### WHAT YOU NEED TO DO
Locate every line below that contains the word "Authorize" and copy it.

(Dataset records)
* begin *

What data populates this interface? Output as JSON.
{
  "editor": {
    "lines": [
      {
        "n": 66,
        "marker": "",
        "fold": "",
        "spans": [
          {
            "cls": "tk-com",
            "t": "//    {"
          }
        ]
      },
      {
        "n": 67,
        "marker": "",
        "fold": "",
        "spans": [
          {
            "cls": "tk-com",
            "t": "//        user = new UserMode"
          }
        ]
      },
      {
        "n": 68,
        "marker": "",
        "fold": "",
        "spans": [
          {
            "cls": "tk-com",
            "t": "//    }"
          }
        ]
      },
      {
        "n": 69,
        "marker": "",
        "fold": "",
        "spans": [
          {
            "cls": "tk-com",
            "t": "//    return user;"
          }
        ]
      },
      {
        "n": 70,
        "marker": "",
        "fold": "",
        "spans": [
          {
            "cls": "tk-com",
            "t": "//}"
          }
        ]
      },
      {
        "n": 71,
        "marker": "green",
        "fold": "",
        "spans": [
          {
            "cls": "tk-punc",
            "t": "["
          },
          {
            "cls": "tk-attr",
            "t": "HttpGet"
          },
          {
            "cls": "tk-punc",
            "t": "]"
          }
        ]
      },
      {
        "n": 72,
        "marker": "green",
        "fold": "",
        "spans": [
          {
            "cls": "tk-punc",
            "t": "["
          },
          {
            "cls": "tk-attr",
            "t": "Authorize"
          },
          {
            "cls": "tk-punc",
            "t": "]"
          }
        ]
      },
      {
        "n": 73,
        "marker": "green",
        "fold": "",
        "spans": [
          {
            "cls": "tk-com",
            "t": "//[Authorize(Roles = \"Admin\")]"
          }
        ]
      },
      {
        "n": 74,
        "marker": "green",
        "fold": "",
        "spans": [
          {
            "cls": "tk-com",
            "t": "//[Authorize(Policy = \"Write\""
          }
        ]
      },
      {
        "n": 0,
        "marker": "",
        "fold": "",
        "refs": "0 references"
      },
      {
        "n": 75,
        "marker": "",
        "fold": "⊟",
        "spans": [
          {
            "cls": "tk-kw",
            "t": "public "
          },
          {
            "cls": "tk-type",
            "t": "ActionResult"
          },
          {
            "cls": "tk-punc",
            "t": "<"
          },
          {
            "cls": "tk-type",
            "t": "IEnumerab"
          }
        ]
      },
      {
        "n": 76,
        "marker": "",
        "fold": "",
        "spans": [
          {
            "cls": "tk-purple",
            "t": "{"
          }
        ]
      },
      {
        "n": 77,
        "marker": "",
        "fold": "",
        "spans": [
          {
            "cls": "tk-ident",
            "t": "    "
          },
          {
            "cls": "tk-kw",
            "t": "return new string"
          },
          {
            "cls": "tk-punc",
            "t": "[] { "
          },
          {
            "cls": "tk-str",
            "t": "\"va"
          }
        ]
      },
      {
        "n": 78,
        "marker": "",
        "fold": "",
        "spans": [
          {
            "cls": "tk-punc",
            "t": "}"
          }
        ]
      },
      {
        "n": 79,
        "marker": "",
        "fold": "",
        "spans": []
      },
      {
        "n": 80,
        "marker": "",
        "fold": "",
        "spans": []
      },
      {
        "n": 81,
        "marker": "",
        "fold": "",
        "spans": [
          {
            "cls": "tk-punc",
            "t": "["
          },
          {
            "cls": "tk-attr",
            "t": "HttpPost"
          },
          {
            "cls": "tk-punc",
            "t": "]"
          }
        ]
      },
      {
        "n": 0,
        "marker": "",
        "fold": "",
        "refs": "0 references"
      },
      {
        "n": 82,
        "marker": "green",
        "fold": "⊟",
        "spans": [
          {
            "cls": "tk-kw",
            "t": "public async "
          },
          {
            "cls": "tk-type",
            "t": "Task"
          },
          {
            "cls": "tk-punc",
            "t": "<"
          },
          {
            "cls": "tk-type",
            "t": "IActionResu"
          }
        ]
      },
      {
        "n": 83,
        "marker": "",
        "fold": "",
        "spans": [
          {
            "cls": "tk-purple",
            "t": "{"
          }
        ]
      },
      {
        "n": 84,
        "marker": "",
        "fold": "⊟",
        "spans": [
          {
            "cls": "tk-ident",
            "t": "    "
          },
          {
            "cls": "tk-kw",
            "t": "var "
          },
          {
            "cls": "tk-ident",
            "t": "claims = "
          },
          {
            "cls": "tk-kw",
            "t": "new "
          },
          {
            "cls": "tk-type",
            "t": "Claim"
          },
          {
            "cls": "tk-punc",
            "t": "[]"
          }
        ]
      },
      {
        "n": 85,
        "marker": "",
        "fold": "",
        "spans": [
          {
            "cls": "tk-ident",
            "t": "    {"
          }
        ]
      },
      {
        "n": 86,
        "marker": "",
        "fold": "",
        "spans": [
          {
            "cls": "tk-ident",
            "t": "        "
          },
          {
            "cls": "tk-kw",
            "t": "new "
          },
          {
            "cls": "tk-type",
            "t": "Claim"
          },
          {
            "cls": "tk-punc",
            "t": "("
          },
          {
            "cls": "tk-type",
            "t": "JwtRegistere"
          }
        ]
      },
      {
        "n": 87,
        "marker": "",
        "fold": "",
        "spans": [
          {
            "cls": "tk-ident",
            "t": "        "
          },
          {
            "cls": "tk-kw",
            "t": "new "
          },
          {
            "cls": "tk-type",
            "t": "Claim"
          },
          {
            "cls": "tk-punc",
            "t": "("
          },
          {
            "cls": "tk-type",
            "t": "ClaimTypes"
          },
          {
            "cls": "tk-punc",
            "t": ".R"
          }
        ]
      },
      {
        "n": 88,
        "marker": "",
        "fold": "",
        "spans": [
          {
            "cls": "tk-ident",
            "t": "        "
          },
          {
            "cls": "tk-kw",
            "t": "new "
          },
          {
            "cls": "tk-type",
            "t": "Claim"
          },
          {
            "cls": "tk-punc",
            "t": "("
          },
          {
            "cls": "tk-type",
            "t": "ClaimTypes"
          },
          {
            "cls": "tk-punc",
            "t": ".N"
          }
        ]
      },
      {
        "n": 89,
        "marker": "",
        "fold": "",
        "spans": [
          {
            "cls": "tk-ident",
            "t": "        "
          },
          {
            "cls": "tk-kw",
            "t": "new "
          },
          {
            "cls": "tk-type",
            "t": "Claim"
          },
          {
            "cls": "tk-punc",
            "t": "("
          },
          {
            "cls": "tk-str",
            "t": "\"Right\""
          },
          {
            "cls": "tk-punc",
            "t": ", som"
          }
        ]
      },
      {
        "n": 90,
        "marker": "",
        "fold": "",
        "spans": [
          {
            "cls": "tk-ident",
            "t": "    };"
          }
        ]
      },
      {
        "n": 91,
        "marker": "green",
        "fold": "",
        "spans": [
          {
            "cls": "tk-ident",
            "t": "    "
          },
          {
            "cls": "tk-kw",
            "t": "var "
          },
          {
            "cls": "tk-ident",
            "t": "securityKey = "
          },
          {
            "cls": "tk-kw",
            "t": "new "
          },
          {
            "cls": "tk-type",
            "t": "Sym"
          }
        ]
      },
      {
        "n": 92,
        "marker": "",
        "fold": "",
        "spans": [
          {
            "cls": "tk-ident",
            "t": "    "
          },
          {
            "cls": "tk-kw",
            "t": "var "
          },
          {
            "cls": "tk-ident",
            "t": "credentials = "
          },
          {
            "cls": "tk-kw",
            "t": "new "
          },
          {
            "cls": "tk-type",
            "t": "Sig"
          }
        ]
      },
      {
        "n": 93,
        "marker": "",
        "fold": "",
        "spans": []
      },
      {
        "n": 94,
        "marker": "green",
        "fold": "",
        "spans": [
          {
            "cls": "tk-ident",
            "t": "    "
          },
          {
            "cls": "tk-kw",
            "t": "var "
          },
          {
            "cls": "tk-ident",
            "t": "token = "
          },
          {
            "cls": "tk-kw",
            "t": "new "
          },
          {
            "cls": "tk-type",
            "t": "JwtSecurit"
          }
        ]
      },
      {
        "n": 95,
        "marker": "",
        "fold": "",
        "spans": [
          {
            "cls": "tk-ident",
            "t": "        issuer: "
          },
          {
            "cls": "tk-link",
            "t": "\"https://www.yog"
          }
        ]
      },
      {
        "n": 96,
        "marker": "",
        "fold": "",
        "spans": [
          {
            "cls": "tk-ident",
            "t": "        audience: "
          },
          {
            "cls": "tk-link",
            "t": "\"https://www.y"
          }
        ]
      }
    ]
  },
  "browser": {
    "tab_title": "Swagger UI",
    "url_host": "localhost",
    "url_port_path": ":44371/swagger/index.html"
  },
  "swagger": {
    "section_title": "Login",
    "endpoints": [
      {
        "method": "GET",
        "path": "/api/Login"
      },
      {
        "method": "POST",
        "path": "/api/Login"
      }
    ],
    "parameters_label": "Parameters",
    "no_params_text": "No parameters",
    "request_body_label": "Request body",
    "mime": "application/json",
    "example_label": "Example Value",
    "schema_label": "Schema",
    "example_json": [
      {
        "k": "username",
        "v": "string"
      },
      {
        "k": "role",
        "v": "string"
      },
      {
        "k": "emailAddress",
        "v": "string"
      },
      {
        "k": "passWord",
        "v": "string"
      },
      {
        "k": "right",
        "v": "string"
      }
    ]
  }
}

* end *

### COMPLETED TASK
            "t": "Authorize"
            "t": "//[Authorize(Roles = \"Admin\")]"
            "t": "//[Authorize(Policy = \"Write\""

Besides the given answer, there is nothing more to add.